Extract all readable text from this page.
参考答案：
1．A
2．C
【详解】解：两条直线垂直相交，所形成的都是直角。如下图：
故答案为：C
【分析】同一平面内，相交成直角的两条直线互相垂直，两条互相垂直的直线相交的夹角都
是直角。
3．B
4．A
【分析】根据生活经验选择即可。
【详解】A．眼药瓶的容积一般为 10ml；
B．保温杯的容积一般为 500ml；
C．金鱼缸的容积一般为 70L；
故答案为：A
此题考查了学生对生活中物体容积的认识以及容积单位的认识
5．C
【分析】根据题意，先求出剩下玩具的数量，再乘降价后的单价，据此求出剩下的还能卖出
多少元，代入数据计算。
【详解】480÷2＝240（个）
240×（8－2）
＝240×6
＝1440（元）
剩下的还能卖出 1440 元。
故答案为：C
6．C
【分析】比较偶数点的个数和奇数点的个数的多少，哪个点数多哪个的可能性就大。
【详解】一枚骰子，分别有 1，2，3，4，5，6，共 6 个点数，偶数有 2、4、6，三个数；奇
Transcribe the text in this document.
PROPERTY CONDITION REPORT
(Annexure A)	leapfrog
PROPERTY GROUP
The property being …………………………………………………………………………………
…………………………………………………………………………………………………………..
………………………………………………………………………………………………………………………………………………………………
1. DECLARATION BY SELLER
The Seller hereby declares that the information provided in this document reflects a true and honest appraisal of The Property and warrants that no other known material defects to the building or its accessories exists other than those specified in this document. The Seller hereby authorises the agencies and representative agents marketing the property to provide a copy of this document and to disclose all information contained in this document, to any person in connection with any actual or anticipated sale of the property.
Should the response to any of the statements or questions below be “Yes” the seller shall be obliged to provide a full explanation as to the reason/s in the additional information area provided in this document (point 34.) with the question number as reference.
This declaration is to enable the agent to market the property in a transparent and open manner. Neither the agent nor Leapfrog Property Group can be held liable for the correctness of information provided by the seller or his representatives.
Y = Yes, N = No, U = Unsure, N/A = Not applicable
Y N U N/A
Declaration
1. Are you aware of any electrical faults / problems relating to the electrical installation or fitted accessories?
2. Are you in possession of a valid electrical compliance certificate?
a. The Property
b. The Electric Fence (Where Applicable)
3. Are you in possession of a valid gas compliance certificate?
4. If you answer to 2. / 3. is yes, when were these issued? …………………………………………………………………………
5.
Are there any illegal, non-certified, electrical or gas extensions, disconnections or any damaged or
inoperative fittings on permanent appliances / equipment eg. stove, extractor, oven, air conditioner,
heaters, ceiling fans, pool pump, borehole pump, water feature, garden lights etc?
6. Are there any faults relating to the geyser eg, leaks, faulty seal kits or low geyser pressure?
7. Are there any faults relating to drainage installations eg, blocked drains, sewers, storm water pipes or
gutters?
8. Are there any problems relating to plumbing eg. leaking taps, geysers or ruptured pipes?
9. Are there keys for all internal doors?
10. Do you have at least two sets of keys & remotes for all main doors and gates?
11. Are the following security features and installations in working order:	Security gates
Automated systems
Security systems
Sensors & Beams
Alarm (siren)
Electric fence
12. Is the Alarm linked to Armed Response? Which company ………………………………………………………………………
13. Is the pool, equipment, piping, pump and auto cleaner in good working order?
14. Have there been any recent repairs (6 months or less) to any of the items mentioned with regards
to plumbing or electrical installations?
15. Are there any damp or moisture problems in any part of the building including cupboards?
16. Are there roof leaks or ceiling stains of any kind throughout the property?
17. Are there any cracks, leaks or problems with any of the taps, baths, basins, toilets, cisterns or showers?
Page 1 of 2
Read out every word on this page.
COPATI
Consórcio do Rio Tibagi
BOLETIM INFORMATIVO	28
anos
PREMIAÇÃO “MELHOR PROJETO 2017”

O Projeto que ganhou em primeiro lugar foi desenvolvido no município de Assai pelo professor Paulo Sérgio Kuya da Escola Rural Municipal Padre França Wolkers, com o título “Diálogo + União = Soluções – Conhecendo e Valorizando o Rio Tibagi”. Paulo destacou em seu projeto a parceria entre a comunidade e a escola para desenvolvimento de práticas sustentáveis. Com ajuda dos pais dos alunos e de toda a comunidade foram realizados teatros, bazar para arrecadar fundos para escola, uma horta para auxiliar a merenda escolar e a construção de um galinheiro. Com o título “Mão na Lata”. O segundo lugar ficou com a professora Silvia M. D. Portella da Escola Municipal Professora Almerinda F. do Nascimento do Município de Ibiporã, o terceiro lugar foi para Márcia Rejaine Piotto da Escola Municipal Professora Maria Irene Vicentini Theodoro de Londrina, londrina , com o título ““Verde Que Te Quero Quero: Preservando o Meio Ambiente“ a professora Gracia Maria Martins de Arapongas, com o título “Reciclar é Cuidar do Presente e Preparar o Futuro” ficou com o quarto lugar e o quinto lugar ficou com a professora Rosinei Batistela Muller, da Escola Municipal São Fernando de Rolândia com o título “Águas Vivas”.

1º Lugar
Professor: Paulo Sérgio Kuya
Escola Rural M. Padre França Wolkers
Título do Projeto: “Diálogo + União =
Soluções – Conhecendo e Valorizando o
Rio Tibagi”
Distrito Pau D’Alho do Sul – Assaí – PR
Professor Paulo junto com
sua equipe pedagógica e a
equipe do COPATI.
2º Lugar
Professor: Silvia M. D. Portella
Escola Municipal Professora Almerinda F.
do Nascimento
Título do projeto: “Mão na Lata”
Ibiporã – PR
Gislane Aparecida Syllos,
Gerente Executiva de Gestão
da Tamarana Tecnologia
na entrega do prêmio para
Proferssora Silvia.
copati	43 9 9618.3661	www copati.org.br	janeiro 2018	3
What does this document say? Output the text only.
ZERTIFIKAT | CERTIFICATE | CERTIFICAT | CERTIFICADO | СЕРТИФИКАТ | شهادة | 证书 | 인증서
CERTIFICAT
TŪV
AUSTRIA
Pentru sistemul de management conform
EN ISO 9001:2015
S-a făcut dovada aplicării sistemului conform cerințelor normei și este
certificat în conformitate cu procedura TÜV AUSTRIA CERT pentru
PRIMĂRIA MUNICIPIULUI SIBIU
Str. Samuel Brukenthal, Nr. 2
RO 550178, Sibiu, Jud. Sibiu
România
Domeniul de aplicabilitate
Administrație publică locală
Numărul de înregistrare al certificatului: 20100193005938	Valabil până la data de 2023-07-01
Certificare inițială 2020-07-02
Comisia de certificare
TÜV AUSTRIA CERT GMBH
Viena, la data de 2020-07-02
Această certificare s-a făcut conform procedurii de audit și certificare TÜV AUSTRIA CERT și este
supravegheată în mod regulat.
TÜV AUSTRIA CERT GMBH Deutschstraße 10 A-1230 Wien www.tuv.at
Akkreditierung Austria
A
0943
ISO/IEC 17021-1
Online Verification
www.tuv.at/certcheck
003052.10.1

::::::::::

**WORK TO COMPLETE**
Write out every entry again exactly, please, with nothing missing.

**SOLUTION TO THE PROBLEM**
Extract all readable text from this page.
参考答案：
1．A
2．C
【详解】解：两条直线垂直相交，所形成的都是直角。如下图：
故答案为：C
【分析】同一平面内，相交成直角的两条直线互相垂直，两条互相垂直的直线相交的夹角都
是直角。
3．B
4．A
【分析】根据生活经验选择即可。
【详解】A．眼药瓶的容积一般为 10ml；
B．保温杯的容积一般为 500ml；
C．金鱼缸的容积一般为 70L；
故答案为：A
此题考查了学生对生活中物体容积的认识以及容积单位的认识
5．C
【分析】根据题意，先求出剩下玩具的数量，再乘降价后的单价，据此求出剩下的还能卖出
多少元，代入数据计算。
【详解】480÷2＝240（个）
240×（8－2）
＝240×6
＝1440（元）
剩下的还能卖出 1440 元。
故答案为：C
6．C
【分析】比较偶数点的个数和奇数点的个数的多少，哪个点数多哪个的可能性就大。
【详解】一枚骰子，分别有 1，2，3，4，5，6，共 6 个点数，偶数有 2、4、6，三个数；奇
Transcribe the text in this document.
PROPERTY CONDITION REPORT
(Annexure A)	leapfrog
PROPERTY GROUP
The property being …………………………………………………………………………………
…………………………………………………………………………………………………………..
………………………………………………………………………………………………………………………………………………………………
1. DECLARATION BY SELLER
The Seller hereby declares that the information provided in this document reflects a true and honest appraisal of The Property and warrants that no other known material defects to the building or its accessories exists other than those specified in this document. The Seller hereby authorises the agencies and representative agents marketing the property to provide a copy of this document and to disclose all information contained in this document, to any person in connection with any actual or anticipated sale of the property.
Should the response to any of the statements or questions below be “Yes” the seller shall be obliged to provide a full explanation as to the reason/s in the additional information area provided in this document (point 34.) with the question number as reference.
This declaration is to enable the agent to market the property in a transparent and open manner. Neither the agent nor Leapfrog Property Group can be held liable for the correctness of information provided by the seller or his representatives.
Y = Yes, N = No, U = Unsure, N/A = Not applicable
Y N U N/A
Declaration
1. Are you aware of any electrical faults / problems relating to the electrical installation or fitted accessories?
2. Are you in possession of a valid electrical compliance certificate?
a. The Property
b. The Electric Fence (Where Applicable)
3. Are you in possession of a valid gas compliance certificate?
4. If you answer to 2. / 3. is yes, when were these issued? …………………………………………………………………………
5.
Are there any illegal, non-certified, electrical or gas extensions, disconnections or any damaged or
inoperative fittings on permanent appliances / equipment eg. stove, extractor, oven, air conditioner,
heaters, ceiling fans, pool pump, borehole pump, water feature, garden lights etc?
6. Are there any faults relating to the geyser eg, leaks, faulty seal kits or low geyser pressure?
7. Are there any faults relating to drainage installations eg, blocked drains, sewers, storm water pipes or
gutters?
8. Are there any problems relating to plumbing eg. leaking taps, geysers or ruptured pipes?
9. Are there keys for all internal doors?
10. Do you have at least two sets of keys & remotes for all main doors and gates?
11. Are the following security features and installations in working order:	Security gates
Automated systems
Security systems
Sensors & Beams
Alarm (siren)
Electric fence
12. Is the Alarm linked to Armed Response? Which company ………………………………………………………………………
13. Is the pool, equipment, piping, pump and auto cleaner in good working order?
14. Have there been any recent repairs (6 months or less) to any of the items mentioned with regards
to plumbing or electrical installations?
15. Are there any damp or moisture problems in any part of the building including cupboards?
16. Are there roof leaks or ceiling stains of any kind throughout the property?
17. Are there any cracks, leaks or problems with any of the taps, baths, basins, toilets, cisterns or showers?
Page 1 of 2
Read out every word on this page.
COPATI
Consórcio do Rio Tibagi
BOLETIM INFORMATIVO	28
anos
PREMIAÇÃO “MELHOR PROJETO 2017”

O Projeto que ganhou em primeiro lugar foi desenvolvido no município de Assai pelo professor Paulo Sérgio Kuya da Escola Rural Municipal Padre França Wolkers, com o título “Diálogo + União = Soluções – Conhecendo e Valorizando o Rio Tibagi”. Paulo destacou em seu projeto a parceria entre a comunidade e a escola para desenvolvimento de práticas sustentáveis. Com ajuda dos pais dos alunos e de toda a comunidade foram realizados teatros, bazar para arrecadar fundos para escola, uma horta para auxiliar a merenda escolar e a construção de um galinheiro. Com o título “Mão na Lata”. O segundo lugar ficou com a professora Silvia M. D. Portella da Escola Municipal Professora Almerinda F. do Nascimento do Município de Ibiporã, o terceiro lugar foi para Márcia Rejaine Piotto da Escola Municipal Professora Maria Irene Vicentini Theodoro de Londrina, londrina , com o título ““Verde Que Te Quero Quero: Preservando o Meio Ambiente“ a professora Gracia Maria Martins de Arapongas, com o título “Reciclar é Cuidar do Presente e Preparar o Futuro” ficou com o quarto lugar e o quinto lugar ficou com a professora Rosinei Batistela Muller, da Escola Municipal São Fernando de Rolândia com o título “Águas Vivas”.

1º Lugar
Professor: Paulo Sérgio Kuya
Escola Rural M. Padre França Wolkers
Título do Projeto: “Diálogo + União =
Soluções – Conhecendo e Valorizando o
Rio Tibagi”
Distrito Pau D’Alho do Sul – Assaí – PR
Professor Paulo junto com
sua equipe pedagógica e a
equipe do COPATI.
2º Lugar
Professor: Silvia M. D. Portella
Escola Municipal Professora Almerinda F.
do Nascimento
Título do projeto: “Mão na Lata”
Ibiporã – PR
Gislane Aparecida Syllos,
Gerente Executiva de Gestão
da Tamarana Tecnologia
na entrega do prêmio para
Proferssora Silvia.
copati	43 9 9618.3661	www copati.org.br	janeiro 2018	3
What does this document say? Output the text only.
ZERTIFIKAT | CERTIFICATE | CERTIFICAT | CERTIFICADO | СЕРТИФИКАТ | شهادة | 证书 | 인증서
CERTIFICAT
TŪV
AUSTRIA
Pentru sistemul de management conform
EN ISO 9001:2015
S-a făcut dovada aplicării sistemului conform cerințelor normei și este
certificat în conformitate cu procedura TÜV AUSTRIA CERT pentru
PRIMĂRIA MUNICIPIULUI SIBIU
Str. Samuel Brukenthal, Nr. 2
RO 550178, Sibiu, Jud. Sibiu
România
Domeniul de aplicabilitate
Administrație publică locală
Numărul de înregistrare al certificatului: 20100193005938	Valabil până la data de 2023-07-01
Certificare inițială 2020-07-02
Comisia de certificare
TÜV AUSTRIA CERT GMBH
Viena, la data de 2020-07-02
Această certificare s-a făcut conform procedurii de audit și certificare TÜV AUSTRIA CERT și este
supravegheată în mod regulat.
TÜV AUSTRIA CERT GMBH Deutschstraße 10 A-1230 Wien www.tuv.at
Akkreditierung Austria
A
0943
ISO/IEC 17021-1
Online Verification
www.tuv.at/certcheck
003052.10.1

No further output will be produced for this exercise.